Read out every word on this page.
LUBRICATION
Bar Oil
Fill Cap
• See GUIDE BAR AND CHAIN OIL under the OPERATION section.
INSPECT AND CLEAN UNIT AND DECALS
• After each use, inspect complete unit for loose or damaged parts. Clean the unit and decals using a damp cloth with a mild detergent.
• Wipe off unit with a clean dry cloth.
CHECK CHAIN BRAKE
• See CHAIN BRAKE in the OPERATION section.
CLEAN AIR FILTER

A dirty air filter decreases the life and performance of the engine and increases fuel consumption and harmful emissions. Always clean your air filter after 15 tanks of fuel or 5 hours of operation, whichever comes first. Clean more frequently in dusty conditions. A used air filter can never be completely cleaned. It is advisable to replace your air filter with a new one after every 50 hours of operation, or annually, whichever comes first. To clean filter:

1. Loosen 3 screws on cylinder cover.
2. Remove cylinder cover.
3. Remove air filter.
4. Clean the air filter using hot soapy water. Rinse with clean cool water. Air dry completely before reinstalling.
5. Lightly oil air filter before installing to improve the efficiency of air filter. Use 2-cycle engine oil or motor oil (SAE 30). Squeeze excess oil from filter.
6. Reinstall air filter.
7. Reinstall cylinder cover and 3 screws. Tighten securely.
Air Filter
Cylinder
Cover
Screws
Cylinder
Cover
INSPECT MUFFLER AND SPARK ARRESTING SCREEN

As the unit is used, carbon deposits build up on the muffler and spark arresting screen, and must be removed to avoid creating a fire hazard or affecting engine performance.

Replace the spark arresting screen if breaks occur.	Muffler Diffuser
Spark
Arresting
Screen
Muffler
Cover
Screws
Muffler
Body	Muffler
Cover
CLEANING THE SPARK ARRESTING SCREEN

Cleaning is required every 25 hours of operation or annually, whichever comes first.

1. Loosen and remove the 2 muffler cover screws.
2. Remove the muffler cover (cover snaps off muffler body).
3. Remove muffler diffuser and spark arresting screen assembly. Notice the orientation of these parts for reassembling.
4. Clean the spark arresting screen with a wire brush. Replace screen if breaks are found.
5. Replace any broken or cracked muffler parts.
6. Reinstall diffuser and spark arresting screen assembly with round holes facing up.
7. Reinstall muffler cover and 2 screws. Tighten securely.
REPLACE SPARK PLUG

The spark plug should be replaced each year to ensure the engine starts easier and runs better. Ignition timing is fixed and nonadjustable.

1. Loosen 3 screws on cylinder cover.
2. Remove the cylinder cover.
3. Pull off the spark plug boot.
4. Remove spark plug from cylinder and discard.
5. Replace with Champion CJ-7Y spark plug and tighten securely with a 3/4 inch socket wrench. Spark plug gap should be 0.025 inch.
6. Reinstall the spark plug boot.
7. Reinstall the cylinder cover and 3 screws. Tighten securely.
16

_ _ _ _

WHAT YOU SHOULD DO:
Write every line of the material above again, exactly.

ANSWER TO THIS TASK:
Read out every word on this page.
LUBRICATION
Bar Oil
Fill Cap
• See GUIDE BAR AND CHAIN OIL under the OPERATION section.
INSPECT AND CLEAN UNIT AND DECALS
• After each use, inspect complete unit for loose or damaged parts. Clean the unit and decals using a damp cloth with a mild detergent.
• Wipe off unit with a clean dry cloth.
CHECK CHAIN BRAKE
• See CHAIN BRAKE in the OPERATION section.
CLEAN AIR FILTER

A dirty air filter decreases the life and performance of the engine and increases fuel consumption and harmful emissions. Always clean your air filter after 15 tanks of fuel or 5 hours of operation, whichever comes first. Clean more frequently in dusty conditions. A used air filter can never be completely cleaned. It is advisable to replace your air filter with a new one after every 50 hours of operation, or annually, whichever comes first. To clean filter:

1. Loosen 3 screws on cylinder cover.
2. Remove cylinder cover.
3. Remove air filter.
4. Clean the air filter using hot soapy water. Rinse with clean cool water. Air dry completely before reinstalling.
5. Lightly oil air filter before installing to improve the efficiency of air filter. Use 2-cycle engine oil or motor oil (SAE 30). Squeeze excess oil from filter.
6. Reinstall air filter.
7. Reinstall cylinder cover and 3 screws. Tighten securely.
Air Filter
Cylinder
Cover
Screws
Cylinder
Cover
INSPECT MUFFLER AND SPARK ARRESTING SCREEN

As the unit is used, carbon deposits build up on the muffler and spark arresting screen, and must be removed to avoid creating a fire hazard or affecting engine performance.

Replace the spark arresting screen if breaks occur.	Muffler Diffuser
Spark
Arresting
Screen
Muffler
Cover
Screws
Muffler
Body	Muffler
Cover
CLEANING THE SPARK ARRESTING SCREEN

Cleaning is required every 25 hours of operation or annually, whichever comes first.

1. Loosen and remove the 2 muffler cover screws.
2. Remove the muffler cover (cover snaps off muffler body).
3. Remove muffler diffuser and spark arresting screen assembly. Notice the orientation of these parts for reassembling.
4. Clean the spark arresting screen with a wire brush. Replace screen if breaks are found.
5. Replace any broken or cracked muffler parts.
6. Reinstall diffuser and spark arresting screen assembly with round holes facing up.
7. Reinstall muffler cover and 2 screws. Tighten securely.
REPLACE SPARK PLUG

The spark plug should be replaced each year to ensure the engine starts easier and runs better. Ignition timing is fixed and nonadjustable.

1. Loosen 3 screws on cylinder cover.
2. Remove the cylinder cover.
3. Pull off the spark plug boot.
4. Remove spark plug from cylinder and discard.
5. Replace with Champion CJ-7Y spark plug and tighten securely with a 3/4 inch socket wrench. Spark plug gap should be 0.025 inch.
6. Reinstall the spark plug boot.
7. Reinstall the cylinder cover and 3 screws. Tighten securely.
16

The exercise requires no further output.